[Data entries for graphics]
▽

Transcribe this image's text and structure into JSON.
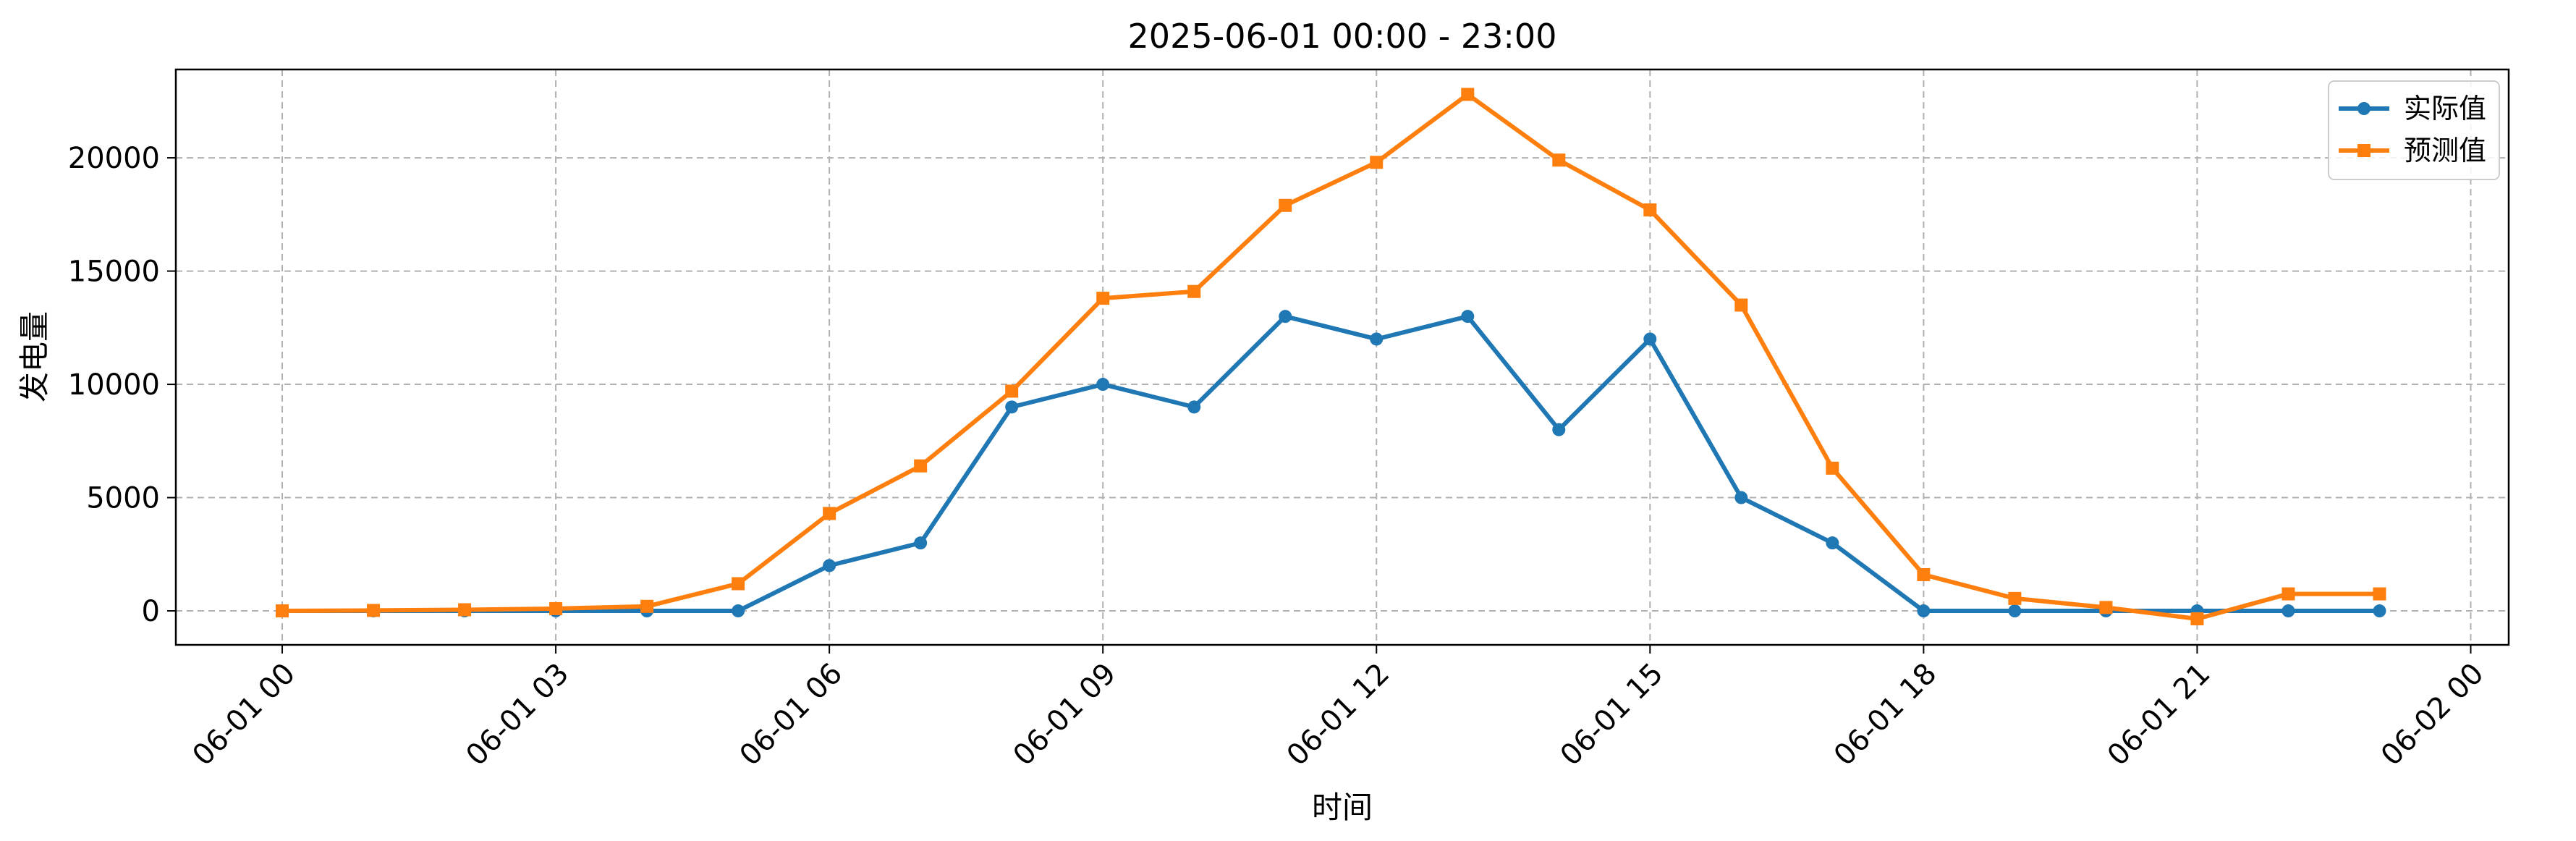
{
  "chart_data": {
    "type": "line",
    "title": "2025-06-01 00:00 - 23:00",
    "xlabel": "时间",
    "ylabel": "发电量",
    "x": [
      "06-01 00",
      "06-01 01",
      "06-01 02",
      "06-01 03",
      "06-01 04",
      "06-01 05",
      "06-01 06",
      "06-01 07",
      "06-01 08",
      "06-01 09",
      "06-01 10",
      "06-01 11",
      "06-01 12",
      "06-01 13",
      "06-01 14",
      "06-01 15",
      "06-01 16",
      "06-01 17",
      "06-01 18",
      "06-01 19",
      "06-01 20",
      "06-01 21",
      "06-01 22",
      "06-01 23"
    ],
    "x_ticks": [
      "06-01 00",
      "06-01 03",
      "06-01 06",
      "06-01 09",
      "06-01 12",
      "06-01 15",
      "06-01 18",
      "06-01 21",
      "06-02 00"
    ],
    "y_ticks": [
      0,
      5000,
      10000,
      15000,
      20000
    ],
    "xlim": [
      "05-31 22:50",
      "06-02 00:25"
    ],
    "ylim": [
      -1500,
      23900
    ],
    "grid": true,
    "legend_position": "top-right",
    "series": [
      {
        "name": "实际值",
        "color": "#1f77b4",
        "marker": "circle",
        "values": [
          0,
          0,
          0,
          0,
          0,
          0,
          2000,
          3000,
          9000,
          10000,
          9000,
          13000,
          12000,
          13000,
          8000,
          12000,
          5000,
          3000,
          0,
          0,
          0,
          0,
          0,
          0
        ]
      },
      {
        "name": "预测值",
        "color": "#ff7f0e",
        "marker": "square",
        "values": [
          0,
          20,
          50,
          100,
          200,
          1200,
          4300,
          6400,
          9700,
          13800,
          14100,
          17900,
          19800,
          22800,
          19900,
          17700,
          13500,
          6300,
          1600,
          550,
          150,
          -350,
          750,
          750
        ]
      }
    ]
  }
}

△

[TASK OBJECTIVE]
Write out each line again precisely as it appears, skipping every picture.

[EXPECTED OUTPUT]
Transcribe this image's text and structure into JSON.
{
  "chart_data": {
    "type": "line",
    "title": "2025-06-01 00:00 - 23:00",
    "xlabel": "时间",
    "ylabel": "发电量",
    "x": [
      "06-01 00",
      "06-01 01",
      "06-01 02",
      "06-01 03",
      "06-01 04",
      "06-01 05",
      "06-01 06",
      "06-01 07",
      "06-01 08",
      "06-01 09",
      "06-01 10",
      "06-01 11",
      "06-01 12",
      "06-01 13",
      "06-01 14",
      "06-01 15",
      "06-01 16",
      "06-01 17",
      "06-01 18",
      "06-01 19",
      "06-01 20",
      "06-01 21",
      "06-01 22",
      "06-01 23"
    ],
    "x_ticks": [
      "06-01 00",
      "06-01 03",
      "06-01 06",
      "06-01 09",
      "06-01 12",
      "06-01 15",
      "06-01 18",
      "06-01 21",
      "06-02 00"
    ],
    "y_ticks": [
      0,
      5000,
      10000,
      15000,
      20000
    ],
    "xlim": [
      "05-31 22:50",
      "06-02 00:25"
    ],
    "ylim": [
      -1500,
      23900
    ],
    "grid": true,
    "legend_position": "top-right",
    "series": [
      {
        "name": "实际值",
        "color": "#1f77b4",
        "marker": "circle",
        "values": [
          0,
          0,
          0,
          0,
          0,
          0,
          2000,
          3000,
          9000,
          10000,
          9000,
          13000,
          12000,
          13000,
          8000,
          12000,
          5000,
          3000,
          0,
          0,
          0,
          0,
          0,
          0
        ]
      },
      {
        "name": "预测值",
        "color": "#ff7f0e",
        "marker": "square",
        "values": [
          0,
          20,
          50,
          100,
          200,
          1200,
          4300,
          6400,
          9700,
          13800,
          14100,
          17900,
          19800,
          22800,
          19900,
          17700,
          13500,
          6300,
          1600,
          550,
          150,
          -350,
          750,
          750
        ]
      }
    ]
  }
}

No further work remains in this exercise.